* begin Data lines *
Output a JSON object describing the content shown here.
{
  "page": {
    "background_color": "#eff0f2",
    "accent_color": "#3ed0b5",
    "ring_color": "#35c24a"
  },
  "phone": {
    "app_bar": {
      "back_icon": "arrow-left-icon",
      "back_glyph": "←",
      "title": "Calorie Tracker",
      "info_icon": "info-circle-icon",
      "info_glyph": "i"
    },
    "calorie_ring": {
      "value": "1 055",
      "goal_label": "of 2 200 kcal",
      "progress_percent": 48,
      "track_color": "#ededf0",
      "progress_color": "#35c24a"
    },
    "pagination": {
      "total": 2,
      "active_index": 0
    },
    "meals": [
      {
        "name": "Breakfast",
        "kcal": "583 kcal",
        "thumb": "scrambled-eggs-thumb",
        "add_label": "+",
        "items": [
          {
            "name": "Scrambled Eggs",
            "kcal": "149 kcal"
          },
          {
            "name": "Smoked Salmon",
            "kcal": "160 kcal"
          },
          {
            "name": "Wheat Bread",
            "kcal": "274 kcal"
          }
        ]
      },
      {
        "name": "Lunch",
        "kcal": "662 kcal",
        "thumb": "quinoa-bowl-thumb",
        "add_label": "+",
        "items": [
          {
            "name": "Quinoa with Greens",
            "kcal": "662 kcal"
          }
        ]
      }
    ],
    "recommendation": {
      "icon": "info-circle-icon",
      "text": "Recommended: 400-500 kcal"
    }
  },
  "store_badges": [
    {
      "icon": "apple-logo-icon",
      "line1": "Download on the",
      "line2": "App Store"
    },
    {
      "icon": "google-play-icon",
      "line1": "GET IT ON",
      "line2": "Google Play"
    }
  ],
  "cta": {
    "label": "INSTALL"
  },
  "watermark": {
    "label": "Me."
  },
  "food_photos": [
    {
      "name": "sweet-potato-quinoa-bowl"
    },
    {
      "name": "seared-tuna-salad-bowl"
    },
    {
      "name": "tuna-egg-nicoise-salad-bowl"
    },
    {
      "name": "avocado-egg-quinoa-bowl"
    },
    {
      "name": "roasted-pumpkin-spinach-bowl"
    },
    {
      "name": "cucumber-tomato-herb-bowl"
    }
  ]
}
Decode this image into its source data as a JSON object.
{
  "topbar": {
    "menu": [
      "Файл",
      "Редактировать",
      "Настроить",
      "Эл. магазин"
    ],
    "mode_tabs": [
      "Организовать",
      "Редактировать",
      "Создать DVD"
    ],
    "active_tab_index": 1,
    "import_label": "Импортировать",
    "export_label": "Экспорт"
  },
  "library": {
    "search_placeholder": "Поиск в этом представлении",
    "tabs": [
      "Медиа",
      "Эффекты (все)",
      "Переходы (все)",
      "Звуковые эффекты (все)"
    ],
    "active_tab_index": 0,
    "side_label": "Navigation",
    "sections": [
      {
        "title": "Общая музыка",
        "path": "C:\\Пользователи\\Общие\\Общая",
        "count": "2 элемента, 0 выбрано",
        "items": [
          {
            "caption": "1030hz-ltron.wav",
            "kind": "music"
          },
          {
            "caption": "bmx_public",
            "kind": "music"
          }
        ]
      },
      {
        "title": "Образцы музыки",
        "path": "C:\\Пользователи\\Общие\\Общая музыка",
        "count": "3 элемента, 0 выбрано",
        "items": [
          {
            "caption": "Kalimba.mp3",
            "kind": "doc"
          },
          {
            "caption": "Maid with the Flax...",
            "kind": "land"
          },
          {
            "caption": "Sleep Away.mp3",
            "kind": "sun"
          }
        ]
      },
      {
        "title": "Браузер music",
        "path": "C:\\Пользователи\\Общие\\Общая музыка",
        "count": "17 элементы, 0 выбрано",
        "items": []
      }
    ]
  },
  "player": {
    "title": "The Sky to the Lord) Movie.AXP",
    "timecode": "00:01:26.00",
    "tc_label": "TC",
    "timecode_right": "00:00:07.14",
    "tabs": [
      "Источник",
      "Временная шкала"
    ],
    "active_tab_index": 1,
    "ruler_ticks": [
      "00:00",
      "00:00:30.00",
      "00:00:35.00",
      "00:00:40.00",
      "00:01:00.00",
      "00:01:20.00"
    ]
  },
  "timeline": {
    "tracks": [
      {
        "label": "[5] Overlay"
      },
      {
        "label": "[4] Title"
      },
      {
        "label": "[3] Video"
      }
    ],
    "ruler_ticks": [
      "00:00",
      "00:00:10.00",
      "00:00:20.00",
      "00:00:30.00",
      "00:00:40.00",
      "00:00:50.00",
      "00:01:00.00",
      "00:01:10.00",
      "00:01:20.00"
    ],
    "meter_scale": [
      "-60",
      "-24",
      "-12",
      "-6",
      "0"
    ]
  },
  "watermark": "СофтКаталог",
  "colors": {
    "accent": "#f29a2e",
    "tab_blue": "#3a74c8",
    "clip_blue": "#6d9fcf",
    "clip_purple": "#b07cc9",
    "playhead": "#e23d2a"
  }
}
* end Data lines *
Reproduce each record exactly, leaving nothing out.

Output a JSON object describing the content shown here.
{
  "page": {
    "background_color": "#eff0f2",
    "accent_color": "#3ed0b5",
    "ring_color": "#35c24a"
  },
  "phone": {
    "app_bar": {
      "back_icon": "arrow-left-icon",
      "back_glyph": "←",
      "title": "Calorie Tracker",
      "info_icon": "info-circle-icon",
      "info_glyph": "i"
    },
    "calorie_ring": {
      "value": "1 055",
      "goal_label": "of 2 200 kcal",
      "progress_percent": 48,
      "track_color": "#ededf0",
      "progress_color": "#35c24a"
    },
    "pagination": {
      "total": 2,
      "active_index": 0
    },
    "meals": [
      {
        "name": "Breakfast",
        "kcal": "583 kcal",
        "thumb": "scrambled-eggs-thumb",
        "add_label": "+",
        "items": [
          {
            "name": "Scrambled Eggs",
            "kcal": "149 kcal"
          },
          {
            "name": "Smoked Salmon",
            "kcal": "160 kcal"
          },
          {
            "name": "Wheat Bread",
            "kcal": "274 kcal"
          }
        ]
      },
      {
        "name": "Lunch",
        "kcal": "662 kcal",
        "thumb": "quinoa-bowl-thumb",
        "add_label": "+",
        "items": [
          {
            "name": "Quinoa with Greens",
            "kcal": "662 kcal"
          }
        ]
      }
    ],
    "recommendation": {
      "icon": "info-circle-icon",
      "text": "Recommended: 400-500 kcal"
    }
  },
  "store_badges": [
    {
      "icon": "apple-logo-icon",
      "line1": "Download on the",
      "line2": "App Store"
    },
    {
      "icon": "google-play-icon",
      "line1": "GET IT ON",
      "line2": "Google Play"
    }
  ],
  "cta": {
    "label": "INSTALL"
  },
  "watermark": {
    "label": "Me."
  },
  "food_photos": [
    {
      "name": "sweet-potato-quinoa-bowl"
    },
    {
      "name": "seared-tuna-salad-bowl"
    },
    {
      "name": "tuna-egg-nicoise-salad-bowl"
    },
    {
      "name": "avocado-egg-quinoa-bowl"
    },
    {
      "name": "roasted-pumpkin-spinach-bowl"
    },
    {
      "name": "cucumber-tomato-herb-bowl"
    }
  ]
}
Decode this image into its source data as a JSON object.
{
  "topbar": {
    "menu": [
      "Файл",
      "Редактировать",
      "Настроить",
      "Эл. магазин"
    ],
    "mode_tabs": [
      "Организовать",
      "Редактировать",
      "Создать DVD"
    ],
    "active_tab_index": 1,
    "import_label": "Импортировать",
    "export_label": "Экспорт"
  },
  "library": {
    "search_placeholder": "Поиск в этом представлении",
    "tabs": [
      "Медиа",
      "Эффекты (все)",
      "Переходы (все)",
      "Звуковые эффекты (все)"
    ],
    "active_tab_index": 0,
    "side_label": "Navigation",
    "sections": [
      {
        "title": "Общая музыка",
        "path": "C:\\Пользователи\\Общие\\Общая",
        "count": "2 элемента, 0 выбрано",
        "items": [
          {
            "caption": "1030hz-ltron.wav",
            "kind": "music"
          },
          {
            "caption": "bmx_public",
            "kind": "music"
          }
        ]
      },
      {
        "title": "Образцы музыки",
        "path": "C:\\Пользователи\\Общие\\Общая музыка",
        "count": "3 элемента, 0 выбрано",
        "items": [
          {
            "caption": "Kalimba.mp3",
            "kind": "doc"
          },
          {
            "caption": "Maid with the Flax...",
            "kind": "land"
          },
          {
            "caption": "Sleep Away.mp3",
            "kind": "sun"
          }
        ]
      },
      {
        "title": "Браузер music",
        "path": "C:\\Пользователи\\Общие\\Общая музыка",
        "count": "17 элементы, 0 выбрано",
        "items": []
      }
    ]
  },
  "player": {
    "title": "The Sky to the Lord) Movie.AXP",
    "timecode": "00:01:26.00",
    "tc_label": "TC",
    "timecode_right": "00:00:07.14",
    "tabs": [
      "Источник",
      "Временная шкала"
    ],
    "active_tab_index": 1,
    "ruler_ticks": [
      "00:00",
      "00:00:30.00",
      "00:00:35.00",
      "00:00:40.00",
      "00:01:00.00",
      "00:01:20.00"
    ]
  },
  "timeline": {
    "tracks": [
      {
        "label": "[5] Overlay"
      },
      {
        "label": "[4] Title"
      },
      {
        "label": "[3] Video"
      }
    ],
    "ruler_ticks": [
      "00:00",
      "00:00:10.00",
      "00:00:20.00",
      "00:00:30.00",
      "00:00:40.00",
      "00:00:50.00",
      "00:01:00.00",
      "00:01:10.00",
      "00:01:20.00"
    ],
    "meter_scale": [
      "-60",
      "-24",
      "-12",
      "-6",
      "0"
    ]
  },
  "watermark": "СофтКаталог",
  "colors": {
    "accent": "#f29a2e",
    "tab_blue": "#3a74c8",
    "clip_blue": "#6d9fcf",
    "clip_purple": "#b07cc9",
    "playhead": "#e23d2a"
  }
}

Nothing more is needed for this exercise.